§ Your objective:
Copy each line of the data below with the word "life".

[Recorded data]

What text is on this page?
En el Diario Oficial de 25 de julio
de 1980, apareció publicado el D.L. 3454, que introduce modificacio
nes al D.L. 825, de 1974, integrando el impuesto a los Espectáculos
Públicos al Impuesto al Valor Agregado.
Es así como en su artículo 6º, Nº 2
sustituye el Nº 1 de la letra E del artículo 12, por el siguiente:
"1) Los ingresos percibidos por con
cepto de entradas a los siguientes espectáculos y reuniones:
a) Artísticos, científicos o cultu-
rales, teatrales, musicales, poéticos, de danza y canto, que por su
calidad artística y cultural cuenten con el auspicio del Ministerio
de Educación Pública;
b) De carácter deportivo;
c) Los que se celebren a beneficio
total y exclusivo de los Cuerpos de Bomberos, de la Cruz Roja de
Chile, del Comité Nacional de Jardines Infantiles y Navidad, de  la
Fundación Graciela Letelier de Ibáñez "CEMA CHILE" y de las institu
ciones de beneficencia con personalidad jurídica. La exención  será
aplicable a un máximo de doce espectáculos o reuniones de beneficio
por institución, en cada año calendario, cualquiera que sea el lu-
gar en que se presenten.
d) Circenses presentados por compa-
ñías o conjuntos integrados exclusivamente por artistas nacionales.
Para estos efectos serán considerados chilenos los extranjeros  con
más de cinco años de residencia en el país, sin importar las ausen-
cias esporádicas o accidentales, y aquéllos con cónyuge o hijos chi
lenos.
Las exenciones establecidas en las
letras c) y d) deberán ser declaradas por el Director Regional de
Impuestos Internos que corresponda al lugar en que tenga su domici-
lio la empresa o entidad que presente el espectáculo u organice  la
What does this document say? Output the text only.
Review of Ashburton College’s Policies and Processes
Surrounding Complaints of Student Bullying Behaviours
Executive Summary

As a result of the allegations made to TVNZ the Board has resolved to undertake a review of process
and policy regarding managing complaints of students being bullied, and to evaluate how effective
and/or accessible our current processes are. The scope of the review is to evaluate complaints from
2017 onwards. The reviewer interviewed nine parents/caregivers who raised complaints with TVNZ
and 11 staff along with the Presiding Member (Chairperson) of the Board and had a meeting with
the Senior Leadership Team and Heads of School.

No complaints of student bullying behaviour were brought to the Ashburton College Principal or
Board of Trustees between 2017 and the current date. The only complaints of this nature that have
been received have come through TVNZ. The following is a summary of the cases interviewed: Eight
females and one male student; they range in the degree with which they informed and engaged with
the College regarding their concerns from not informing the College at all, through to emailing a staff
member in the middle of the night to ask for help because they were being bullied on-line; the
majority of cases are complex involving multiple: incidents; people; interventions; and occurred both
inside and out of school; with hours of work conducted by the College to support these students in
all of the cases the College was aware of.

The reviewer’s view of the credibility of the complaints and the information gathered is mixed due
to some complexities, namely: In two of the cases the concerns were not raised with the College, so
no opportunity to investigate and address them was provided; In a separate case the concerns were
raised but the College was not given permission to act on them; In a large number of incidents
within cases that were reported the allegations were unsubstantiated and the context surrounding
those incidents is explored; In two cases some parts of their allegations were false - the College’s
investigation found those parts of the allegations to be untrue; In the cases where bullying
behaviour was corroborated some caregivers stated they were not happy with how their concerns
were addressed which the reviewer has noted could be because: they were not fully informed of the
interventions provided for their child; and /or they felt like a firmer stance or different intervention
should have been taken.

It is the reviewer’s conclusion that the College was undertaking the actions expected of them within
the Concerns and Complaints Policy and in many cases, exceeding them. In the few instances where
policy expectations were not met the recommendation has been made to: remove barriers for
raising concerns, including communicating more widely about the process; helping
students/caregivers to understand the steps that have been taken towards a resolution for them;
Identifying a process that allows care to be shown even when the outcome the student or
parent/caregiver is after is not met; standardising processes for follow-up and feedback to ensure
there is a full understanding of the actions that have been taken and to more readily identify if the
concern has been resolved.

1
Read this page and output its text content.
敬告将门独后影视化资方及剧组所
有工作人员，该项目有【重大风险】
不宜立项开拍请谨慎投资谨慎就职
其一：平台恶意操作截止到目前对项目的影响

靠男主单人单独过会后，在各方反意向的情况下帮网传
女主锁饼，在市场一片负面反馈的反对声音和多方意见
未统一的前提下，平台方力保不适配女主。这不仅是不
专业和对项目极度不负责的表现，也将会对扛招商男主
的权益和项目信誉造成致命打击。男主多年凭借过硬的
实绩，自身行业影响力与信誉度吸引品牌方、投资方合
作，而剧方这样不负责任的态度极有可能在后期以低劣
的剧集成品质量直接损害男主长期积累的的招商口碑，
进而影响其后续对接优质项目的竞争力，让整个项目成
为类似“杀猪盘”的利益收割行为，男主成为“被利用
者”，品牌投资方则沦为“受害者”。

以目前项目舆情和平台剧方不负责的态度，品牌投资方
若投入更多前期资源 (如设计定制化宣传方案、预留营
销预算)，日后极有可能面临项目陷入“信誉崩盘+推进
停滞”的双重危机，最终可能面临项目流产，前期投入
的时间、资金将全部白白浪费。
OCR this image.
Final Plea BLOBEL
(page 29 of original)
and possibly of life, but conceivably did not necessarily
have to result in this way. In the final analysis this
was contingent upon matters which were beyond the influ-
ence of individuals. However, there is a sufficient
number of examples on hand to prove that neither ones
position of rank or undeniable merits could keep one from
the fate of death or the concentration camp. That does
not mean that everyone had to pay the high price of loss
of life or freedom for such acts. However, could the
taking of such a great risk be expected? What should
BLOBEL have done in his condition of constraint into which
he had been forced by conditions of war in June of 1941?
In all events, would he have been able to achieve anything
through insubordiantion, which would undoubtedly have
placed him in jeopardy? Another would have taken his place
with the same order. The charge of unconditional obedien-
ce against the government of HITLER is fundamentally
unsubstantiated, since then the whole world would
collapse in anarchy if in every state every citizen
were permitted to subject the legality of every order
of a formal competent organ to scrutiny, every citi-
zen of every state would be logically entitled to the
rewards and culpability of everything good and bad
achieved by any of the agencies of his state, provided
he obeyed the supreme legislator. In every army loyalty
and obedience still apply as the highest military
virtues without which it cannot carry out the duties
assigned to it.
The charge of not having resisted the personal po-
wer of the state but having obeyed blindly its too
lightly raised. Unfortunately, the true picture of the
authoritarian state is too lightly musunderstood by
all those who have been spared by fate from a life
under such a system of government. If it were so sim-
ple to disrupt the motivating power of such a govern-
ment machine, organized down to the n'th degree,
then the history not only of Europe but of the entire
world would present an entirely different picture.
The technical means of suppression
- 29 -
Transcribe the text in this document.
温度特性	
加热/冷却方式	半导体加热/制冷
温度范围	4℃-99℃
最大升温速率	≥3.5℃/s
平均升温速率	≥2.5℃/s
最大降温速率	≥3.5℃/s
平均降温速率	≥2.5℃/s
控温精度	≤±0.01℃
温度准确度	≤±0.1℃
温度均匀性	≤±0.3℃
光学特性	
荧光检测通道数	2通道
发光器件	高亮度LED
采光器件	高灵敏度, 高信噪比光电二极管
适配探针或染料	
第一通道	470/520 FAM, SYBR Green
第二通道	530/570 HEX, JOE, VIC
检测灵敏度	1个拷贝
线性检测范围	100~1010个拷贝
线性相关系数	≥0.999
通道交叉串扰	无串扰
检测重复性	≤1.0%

§ The reply:
and possibly of life, but conceivably did not necessarily
of life or freedom for such acts. However, could the
all those who have been spared by fate from a life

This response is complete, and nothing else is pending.